╭─ DATA

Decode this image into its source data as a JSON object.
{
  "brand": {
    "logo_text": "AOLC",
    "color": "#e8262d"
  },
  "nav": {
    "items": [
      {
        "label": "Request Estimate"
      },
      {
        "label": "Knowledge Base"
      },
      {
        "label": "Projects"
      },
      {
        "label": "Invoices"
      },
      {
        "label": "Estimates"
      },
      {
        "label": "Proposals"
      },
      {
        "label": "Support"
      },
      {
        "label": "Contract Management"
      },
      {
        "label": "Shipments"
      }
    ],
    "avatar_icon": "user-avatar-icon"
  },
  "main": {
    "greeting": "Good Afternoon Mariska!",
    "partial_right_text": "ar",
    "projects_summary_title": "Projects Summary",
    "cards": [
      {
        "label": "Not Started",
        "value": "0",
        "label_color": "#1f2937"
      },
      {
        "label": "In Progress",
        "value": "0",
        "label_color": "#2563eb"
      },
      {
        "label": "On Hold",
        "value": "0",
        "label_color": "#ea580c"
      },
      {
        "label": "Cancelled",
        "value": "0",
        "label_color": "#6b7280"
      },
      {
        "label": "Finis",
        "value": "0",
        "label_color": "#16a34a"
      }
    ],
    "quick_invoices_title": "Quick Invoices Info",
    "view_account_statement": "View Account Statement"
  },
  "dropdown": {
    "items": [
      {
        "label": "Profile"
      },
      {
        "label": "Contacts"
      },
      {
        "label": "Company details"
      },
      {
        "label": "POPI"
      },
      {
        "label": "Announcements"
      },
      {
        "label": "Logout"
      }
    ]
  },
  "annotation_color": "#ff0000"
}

╰─

Reproduce the records word for word.

* _EXERCISE SOLUTION_
Decode this image into its source data as a JSON object.
{
  "brand": {
    "logo_text": "AOLC",
    "color": "#e8262d"
  },
  "nav": {
    "items": [
      {
        "label": "Request Estimate"
      },
      {
        "label": "Knowledge Base"
      },
      {
        "label": "Projects"
      },
      {
        "label": "Invoices"
      },
      {
        "label": "Estimates"
      },
      {
        "label": "Proposals"
      },
      {
        "label": "Support"
      },
      {
        "label": "Contract Management"
      },
      {
        "label": "Shipments"
      }
    ],
    "avatar_icon": "user-avatar-icon"
  },
  "main": {
    "greeting": "Good Afternoon Mariska!",
    "partial_right_text": "ar",
    "projects_summary_title": "Projects Summary",
    "cards": [
      {
        "label": "Not Started",
        "value": "0",
        "label_color": "#1f2937"
      },
      {
        "label": "In Progress",
        "value": "0",
        "label_color": "#2563eb"
      },
      {
        "label": "On Hold",
        "value": "0",
        "label_color": "#ea580c"
      },
      {
        "label": "Cancelled",
        "value": "0",
        "label_color": "#6b7280"
      },
      {
        "label": "Finis",
        "value": "0",
        "label_color": "#16a34a"
      }
    ],
    "quick_invoices_title": "Quick Invoices Info",
    "view_account_statement": "View Account Statement"
  },
  "dropdown": {
    "items": [
      {
        "label": "Profile"
      },
      {
        "label": "Contacts"
      },
      {
        "label": "Company details"
      },
      {
        "label": "POPI"
      },
      {
        "label": "Announcements"
      },
      {
        "label": "Logout"
      }
    ]
  },
  "annotation_color": "#ff0000"
}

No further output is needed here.